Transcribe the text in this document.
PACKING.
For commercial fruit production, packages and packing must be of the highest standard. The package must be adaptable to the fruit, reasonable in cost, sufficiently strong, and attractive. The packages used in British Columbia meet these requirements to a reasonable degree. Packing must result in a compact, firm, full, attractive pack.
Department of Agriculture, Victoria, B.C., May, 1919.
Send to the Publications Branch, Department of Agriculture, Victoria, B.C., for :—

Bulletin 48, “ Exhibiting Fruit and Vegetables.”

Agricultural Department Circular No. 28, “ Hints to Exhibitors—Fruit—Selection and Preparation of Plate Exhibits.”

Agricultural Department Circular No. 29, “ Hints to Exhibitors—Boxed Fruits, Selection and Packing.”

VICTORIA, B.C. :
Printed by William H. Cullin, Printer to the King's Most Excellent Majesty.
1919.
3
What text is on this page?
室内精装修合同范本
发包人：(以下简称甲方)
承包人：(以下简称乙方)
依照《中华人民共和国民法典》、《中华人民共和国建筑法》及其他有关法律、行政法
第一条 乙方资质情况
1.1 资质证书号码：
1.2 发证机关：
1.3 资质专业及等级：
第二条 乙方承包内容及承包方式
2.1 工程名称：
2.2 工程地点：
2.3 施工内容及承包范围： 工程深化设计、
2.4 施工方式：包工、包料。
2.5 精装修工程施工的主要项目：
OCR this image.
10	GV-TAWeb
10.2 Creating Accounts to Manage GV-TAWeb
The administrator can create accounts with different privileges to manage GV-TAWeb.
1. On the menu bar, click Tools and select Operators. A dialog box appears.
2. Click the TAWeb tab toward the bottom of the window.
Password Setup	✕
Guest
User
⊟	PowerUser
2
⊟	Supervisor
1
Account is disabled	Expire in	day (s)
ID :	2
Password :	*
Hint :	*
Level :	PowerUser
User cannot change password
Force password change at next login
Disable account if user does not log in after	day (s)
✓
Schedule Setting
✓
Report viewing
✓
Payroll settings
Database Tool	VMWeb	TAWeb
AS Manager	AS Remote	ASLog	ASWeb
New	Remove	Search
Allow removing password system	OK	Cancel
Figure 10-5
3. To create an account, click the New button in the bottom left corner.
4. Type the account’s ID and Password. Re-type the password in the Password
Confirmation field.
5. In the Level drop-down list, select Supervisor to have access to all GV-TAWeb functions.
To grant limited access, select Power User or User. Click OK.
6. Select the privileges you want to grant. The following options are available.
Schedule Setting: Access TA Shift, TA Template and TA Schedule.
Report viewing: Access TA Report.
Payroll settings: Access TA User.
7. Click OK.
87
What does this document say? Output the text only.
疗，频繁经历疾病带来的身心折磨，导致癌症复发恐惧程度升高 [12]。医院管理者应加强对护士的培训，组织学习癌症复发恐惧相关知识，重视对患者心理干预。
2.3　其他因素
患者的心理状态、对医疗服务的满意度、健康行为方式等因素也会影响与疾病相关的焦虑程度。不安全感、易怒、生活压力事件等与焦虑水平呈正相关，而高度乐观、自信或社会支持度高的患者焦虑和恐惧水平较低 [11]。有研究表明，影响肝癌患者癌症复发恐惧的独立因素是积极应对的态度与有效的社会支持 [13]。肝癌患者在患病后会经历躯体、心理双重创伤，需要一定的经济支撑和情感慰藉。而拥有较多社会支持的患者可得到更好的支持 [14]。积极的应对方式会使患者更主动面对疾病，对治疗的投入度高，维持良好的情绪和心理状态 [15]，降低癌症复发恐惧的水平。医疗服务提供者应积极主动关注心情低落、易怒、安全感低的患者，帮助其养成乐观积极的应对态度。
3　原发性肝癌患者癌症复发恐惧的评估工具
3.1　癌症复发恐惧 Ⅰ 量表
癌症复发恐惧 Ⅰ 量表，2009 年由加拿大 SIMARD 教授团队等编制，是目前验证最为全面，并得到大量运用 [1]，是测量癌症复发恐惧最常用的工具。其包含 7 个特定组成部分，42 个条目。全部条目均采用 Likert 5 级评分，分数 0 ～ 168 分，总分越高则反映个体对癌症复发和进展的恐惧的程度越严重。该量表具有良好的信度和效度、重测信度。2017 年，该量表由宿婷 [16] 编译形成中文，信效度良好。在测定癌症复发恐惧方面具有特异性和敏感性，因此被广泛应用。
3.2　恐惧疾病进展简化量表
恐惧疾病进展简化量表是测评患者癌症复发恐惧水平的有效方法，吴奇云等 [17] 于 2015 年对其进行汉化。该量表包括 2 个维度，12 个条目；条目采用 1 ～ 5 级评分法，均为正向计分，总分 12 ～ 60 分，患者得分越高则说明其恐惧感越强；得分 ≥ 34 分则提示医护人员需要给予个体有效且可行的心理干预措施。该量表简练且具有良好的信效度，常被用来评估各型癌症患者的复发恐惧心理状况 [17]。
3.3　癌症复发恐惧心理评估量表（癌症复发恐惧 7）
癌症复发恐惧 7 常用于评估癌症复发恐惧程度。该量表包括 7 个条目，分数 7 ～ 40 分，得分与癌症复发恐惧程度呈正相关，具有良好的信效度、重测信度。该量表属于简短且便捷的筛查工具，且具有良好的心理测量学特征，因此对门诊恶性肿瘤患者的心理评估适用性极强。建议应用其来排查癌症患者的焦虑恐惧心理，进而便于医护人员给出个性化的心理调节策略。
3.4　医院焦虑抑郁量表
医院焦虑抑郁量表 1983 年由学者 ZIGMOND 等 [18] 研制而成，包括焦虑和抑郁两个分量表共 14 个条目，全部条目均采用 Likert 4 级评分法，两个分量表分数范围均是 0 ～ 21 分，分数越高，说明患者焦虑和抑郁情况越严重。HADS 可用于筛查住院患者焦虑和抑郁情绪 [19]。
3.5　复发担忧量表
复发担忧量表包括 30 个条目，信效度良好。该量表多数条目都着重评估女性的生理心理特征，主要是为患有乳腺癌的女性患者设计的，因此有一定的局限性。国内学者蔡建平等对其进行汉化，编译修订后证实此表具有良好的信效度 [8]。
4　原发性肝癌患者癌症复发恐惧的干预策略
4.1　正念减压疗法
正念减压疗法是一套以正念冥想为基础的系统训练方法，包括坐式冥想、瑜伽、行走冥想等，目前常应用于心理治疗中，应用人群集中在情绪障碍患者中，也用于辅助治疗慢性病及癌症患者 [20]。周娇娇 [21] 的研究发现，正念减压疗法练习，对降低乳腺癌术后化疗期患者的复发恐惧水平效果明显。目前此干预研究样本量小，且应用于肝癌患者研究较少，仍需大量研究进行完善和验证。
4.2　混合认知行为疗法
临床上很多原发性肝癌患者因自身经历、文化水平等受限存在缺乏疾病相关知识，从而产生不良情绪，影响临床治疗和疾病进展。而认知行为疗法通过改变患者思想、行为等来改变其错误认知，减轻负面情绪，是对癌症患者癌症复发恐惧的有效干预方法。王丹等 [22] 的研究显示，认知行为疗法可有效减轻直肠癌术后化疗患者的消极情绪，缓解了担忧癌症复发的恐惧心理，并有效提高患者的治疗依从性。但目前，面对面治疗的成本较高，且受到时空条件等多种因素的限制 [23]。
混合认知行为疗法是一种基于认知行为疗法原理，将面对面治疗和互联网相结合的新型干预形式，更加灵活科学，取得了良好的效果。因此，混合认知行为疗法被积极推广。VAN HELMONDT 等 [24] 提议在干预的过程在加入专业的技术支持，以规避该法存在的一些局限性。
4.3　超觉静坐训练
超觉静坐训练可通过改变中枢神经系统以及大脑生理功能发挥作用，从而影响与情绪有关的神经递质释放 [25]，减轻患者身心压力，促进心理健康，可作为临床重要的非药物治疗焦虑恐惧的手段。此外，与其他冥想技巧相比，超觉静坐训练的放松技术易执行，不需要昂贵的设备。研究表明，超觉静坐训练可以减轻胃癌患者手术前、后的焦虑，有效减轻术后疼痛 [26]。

-.-.-

- Written task
Go through the entries above and copy every line containing "Supervisor".

- Response to this task
⊟	Supervisor
5. In the Level drop-down list, select Supervisor to have access to all GV-TAWeb functions.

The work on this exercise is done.